What you will do:
Please quote every line word for word.

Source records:
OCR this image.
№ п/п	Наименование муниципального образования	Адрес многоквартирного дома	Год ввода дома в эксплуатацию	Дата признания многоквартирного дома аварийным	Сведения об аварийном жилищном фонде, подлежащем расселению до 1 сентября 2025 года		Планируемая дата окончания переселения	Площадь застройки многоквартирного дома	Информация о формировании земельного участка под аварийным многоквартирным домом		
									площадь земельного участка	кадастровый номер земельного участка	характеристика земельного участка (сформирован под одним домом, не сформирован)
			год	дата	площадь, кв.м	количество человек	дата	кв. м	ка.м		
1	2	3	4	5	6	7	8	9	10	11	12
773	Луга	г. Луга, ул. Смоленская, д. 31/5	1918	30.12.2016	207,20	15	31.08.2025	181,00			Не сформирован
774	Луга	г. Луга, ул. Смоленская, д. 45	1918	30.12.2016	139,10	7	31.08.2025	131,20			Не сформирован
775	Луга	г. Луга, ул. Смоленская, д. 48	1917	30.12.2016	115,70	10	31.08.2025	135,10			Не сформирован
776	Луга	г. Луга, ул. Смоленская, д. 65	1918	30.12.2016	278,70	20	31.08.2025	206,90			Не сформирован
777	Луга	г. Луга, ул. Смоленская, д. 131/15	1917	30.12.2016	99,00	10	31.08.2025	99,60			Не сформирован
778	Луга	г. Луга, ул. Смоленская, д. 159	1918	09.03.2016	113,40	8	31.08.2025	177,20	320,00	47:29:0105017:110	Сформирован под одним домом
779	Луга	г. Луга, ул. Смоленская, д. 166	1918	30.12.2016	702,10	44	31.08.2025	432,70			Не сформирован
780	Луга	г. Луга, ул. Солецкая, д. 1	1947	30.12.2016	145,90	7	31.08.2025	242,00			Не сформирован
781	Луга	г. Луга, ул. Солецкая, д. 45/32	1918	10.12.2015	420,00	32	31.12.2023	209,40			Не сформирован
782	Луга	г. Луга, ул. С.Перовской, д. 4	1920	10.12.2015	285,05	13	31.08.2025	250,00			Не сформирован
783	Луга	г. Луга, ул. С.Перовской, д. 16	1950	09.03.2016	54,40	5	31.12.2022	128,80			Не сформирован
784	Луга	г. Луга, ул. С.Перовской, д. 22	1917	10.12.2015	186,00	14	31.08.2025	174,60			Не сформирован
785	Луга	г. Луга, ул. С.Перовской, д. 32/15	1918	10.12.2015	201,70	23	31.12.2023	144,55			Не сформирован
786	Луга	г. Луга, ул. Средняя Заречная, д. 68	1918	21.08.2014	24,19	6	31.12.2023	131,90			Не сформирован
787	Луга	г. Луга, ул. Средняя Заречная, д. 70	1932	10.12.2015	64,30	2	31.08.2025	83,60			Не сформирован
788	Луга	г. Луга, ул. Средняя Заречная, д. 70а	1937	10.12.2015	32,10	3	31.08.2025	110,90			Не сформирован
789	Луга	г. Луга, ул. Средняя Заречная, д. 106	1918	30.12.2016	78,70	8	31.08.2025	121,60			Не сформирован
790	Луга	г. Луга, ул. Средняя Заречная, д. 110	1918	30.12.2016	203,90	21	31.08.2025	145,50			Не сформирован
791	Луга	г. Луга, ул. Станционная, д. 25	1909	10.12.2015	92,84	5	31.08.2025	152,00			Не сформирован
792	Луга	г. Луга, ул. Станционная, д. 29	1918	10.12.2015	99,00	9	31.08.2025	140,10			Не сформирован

Expected answer:
OCR this image.
№ п/п	Наименование муниципального образования	Адрес многоквартирного дома	Год ввода дома в эксплуатацию	Дата признания многоквартирного дома аварийным	Сведения об аварийном жилищном фонде, подлежащем расселению до 1 сентября 2025 года		Планируемая дата окончания переселения	Площадь застройки многоквартирного дома	Информация о формировании земельного участка под аварийным многоквартирным домом		
									площадь земельного участка	кадастровый номер земельного участка	характеристика земельного участка (сформирован под одним домом, не сформирован)
			год	дата	площадь, кв.м	количество человек	дата	кв. м	ка.м		
1	2	3	4	5	6	7	8	9	10	11	12
773	Луга	г. Луга, ул. Смоленская, д. 31/5	1918	30.12.2016	207,20	15	31.08.2025	181,00			Не сформирован
774	Луга	г. Луга, ул. Смоленская, д. 45	1918	30.12.2016	139,10	7	31.08.2025	131,20			Не сформирован
775	Луга	г. Луга, ул. Смоленская, д. 48	1917	30.12.2016	115,70	10	31.08.2025	135,10			Не сформирован
776	Луга	г. Луга, ул. Смоленская, д. 65	1918	30.12.2016	278,70	20	31.08.2025	206,90			Не сформирован
777	Луга	г. Луга, ул. Смоленская, д. 131/15	1917	30.12.2016	99,00	10	31.08.2025	99,60			Не сформирован
778	Луга	г. Луга, ул. Смоленская, д. 159	1918	09.03.2016	113,40	8	31.08.2025	177,20	320,00	47:29:0105017:110	Сформирован под одним домом
779	Луга	г. Луга, ул. Смоленская, д. 166	1918	30.12.2016	702,10	44	31.08.2025	432,70			Не сформирован
780	Луга	г. Луга, ул. Солецкая, д. 1	1947	30.12.2016	145,90	7	31.08.2025	242,00			Не сформирован
781	Луга	г. Луга, ул. Солецкая, д. 45/32	1918	10.12.2015	420,00	32	31.12.2023	209,40			Не сформирован
782	Луга	г. Луга, ул. С.Перовской, д. 4	1920	10.12.2015	285,05	13	31.08.2025	250,00			Не сформирован
783	Луга	г. Луга, ул. С.Перовской, д. 16	1950	09.03.2016	54,40	5	31.12.2022	128,80			Не сформирован
784	Луга	г. Луга, ул. С.Перовской, д. 22	1917	10.12.2015	186,00	14	31.08.2025	174,60			Не сформирован
785	Луга	г. Луга, ул. С.Перовской, д. 32/15	1918	10.12.2015	201,70	23	31.12.2023	144,55			Не сформирован
786	Луга	г. Луга, ул. Средняя Заречная, д. 68	1918	21.08.2014	24,19	6	31.12.2023	131,90			Не сформирован
787	Луга	г. Луга, ул. Средняя Заречная, д. 70	1932	10.12.2015	64,30	2	31.08.2025	83,60			Не сформирован
788	Луга	г. Луга, ул. Средняя Заречная, д. 70а	1937	10.12.2015	32,10	3	31.08.2025	110,90			Не сформирован
789	Луга	г. Луга, ул. Средняя Заречная, д. 106	1918	30.12.2016	78,70	8	31.08.2025	121,60			Не сформирован
790	Луга	г. Луга, ул. Средняя Заречная, д. 110	1918	30.12.2016	203,90	21	31.08.2025	145,50			Не сформирован
791	Луга	г. Луга, ул. Станционная, д. 25	1909	10.12.2015	92,84	5	31.08.2025	152,00			Не сформирован
792	Луга	г. Луга, ул. Станционная, д. 29	1918	10.12.2015	99,00	9	31.08.2025	140,10			Не сформирован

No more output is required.